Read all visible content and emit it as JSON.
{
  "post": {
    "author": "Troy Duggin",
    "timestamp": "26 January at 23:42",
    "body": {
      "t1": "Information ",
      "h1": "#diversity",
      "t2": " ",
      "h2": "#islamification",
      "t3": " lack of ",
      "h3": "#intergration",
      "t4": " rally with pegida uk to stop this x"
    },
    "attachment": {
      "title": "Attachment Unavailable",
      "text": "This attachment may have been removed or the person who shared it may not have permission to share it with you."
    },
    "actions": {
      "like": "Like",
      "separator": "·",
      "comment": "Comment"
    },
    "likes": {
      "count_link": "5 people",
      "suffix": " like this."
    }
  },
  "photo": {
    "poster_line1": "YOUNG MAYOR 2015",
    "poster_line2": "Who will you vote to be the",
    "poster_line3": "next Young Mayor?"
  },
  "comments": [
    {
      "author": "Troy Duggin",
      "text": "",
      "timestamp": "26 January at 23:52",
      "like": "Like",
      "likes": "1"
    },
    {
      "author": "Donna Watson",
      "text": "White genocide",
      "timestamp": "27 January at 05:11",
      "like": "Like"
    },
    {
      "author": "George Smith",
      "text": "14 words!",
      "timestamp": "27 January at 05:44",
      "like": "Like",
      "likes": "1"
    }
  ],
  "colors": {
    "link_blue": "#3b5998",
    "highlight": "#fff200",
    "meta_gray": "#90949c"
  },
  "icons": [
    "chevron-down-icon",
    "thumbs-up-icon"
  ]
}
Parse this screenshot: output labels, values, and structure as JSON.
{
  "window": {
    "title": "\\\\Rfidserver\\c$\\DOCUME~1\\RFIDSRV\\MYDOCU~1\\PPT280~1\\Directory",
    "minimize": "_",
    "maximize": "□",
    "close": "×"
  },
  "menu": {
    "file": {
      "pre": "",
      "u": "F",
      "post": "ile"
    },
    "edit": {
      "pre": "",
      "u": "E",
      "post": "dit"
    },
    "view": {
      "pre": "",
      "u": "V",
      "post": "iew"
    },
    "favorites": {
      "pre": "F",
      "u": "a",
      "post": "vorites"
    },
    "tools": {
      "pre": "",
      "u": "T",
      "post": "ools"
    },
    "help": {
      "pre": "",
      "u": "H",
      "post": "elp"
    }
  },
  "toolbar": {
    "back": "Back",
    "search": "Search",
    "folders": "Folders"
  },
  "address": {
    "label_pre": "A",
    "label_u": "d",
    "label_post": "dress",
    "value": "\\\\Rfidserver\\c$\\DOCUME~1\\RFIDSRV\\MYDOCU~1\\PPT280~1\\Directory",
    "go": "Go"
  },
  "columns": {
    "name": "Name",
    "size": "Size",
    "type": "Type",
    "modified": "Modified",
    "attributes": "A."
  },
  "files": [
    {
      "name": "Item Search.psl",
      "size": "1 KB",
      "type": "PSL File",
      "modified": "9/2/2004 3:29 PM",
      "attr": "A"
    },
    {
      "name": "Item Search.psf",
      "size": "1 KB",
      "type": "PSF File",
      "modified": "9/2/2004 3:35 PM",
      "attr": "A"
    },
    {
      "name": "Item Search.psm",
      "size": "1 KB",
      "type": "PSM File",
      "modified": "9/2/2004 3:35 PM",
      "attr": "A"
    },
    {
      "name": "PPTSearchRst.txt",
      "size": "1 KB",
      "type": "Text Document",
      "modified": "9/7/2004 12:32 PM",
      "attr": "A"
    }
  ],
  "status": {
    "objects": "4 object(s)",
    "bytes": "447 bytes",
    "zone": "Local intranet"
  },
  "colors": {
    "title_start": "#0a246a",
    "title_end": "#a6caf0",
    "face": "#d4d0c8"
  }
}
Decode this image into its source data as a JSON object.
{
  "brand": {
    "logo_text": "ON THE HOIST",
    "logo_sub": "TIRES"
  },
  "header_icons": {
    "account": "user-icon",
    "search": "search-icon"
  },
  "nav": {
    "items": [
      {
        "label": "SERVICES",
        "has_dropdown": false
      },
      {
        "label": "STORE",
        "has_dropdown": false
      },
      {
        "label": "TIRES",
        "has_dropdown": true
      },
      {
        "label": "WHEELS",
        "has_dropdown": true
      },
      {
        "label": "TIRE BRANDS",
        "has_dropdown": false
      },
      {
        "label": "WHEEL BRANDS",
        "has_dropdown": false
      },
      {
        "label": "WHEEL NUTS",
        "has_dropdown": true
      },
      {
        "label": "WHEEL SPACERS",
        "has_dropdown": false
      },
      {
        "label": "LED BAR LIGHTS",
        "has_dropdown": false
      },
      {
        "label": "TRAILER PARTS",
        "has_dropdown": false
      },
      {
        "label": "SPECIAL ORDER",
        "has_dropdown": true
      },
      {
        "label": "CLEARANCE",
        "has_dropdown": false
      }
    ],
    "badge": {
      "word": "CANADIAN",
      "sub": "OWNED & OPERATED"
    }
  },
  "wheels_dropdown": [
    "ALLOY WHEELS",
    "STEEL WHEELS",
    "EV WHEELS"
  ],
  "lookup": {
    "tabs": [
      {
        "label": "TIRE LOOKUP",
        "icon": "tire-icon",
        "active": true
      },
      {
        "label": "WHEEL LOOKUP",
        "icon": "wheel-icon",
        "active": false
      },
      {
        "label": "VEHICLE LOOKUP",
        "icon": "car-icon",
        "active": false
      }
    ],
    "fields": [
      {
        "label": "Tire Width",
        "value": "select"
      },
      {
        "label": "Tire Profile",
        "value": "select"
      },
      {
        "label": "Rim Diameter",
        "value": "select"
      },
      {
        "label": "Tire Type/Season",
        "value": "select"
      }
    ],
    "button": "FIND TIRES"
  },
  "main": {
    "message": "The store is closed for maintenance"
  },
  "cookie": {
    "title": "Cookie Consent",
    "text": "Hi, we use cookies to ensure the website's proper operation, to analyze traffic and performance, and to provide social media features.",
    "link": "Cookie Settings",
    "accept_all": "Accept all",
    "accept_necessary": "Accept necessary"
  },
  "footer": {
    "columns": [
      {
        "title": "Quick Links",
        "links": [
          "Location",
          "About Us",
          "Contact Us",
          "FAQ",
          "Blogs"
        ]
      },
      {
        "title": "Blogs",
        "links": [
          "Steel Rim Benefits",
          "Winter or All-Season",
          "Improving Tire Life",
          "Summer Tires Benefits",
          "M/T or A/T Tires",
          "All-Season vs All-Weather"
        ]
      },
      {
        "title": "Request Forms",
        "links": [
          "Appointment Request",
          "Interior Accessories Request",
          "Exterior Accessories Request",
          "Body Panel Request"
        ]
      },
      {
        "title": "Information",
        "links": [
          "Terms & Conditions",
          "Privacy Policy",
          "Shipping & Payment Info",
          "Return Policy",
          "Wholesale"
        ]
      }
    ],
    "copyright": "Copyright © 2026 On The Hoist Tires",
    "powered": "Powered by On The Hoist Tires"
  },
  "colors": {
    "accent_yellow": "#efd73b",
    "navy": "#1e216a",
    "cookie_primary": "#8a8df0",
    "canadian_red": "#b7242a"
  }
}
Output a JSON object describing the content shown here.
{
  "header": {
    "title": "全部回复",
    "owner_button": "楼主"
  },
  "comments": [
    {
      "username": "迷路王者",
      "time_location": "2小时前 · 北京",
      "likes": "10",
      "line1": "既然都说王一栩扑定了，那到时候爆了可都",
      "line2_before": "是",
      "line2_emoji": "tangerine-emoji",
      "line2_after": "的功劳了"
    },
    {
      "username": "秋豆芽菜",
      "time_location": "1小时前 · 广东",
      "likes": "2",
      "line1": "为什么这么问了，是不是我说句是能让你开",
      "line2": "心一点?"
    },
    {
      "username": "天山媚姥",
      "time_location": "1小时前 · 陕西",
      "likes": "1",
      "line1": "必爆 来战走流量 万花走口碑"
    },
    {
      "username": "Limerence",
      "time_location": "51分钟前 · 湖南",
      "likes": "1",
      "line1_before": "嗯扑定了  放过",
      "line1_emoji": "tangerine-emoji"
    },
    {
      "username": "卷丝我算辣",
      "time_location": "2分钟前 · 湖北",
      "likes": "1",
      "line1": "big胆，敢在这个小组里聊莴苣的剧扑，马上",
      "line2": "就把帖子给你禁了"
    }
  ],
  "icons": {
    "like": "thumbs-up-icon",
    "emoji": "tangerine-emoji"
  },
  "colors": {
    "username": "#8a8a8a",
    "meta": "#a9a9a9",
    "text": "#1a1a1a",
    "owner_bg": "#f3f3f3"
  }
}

> _Stated goal_
Search the data for "object" and list every line in which it occurs.

> _Answer for this exercise_
    "objects": "4 object(s)",
Decode this image into its source data as a JSON object.
Output a JSON object describing the content shown here.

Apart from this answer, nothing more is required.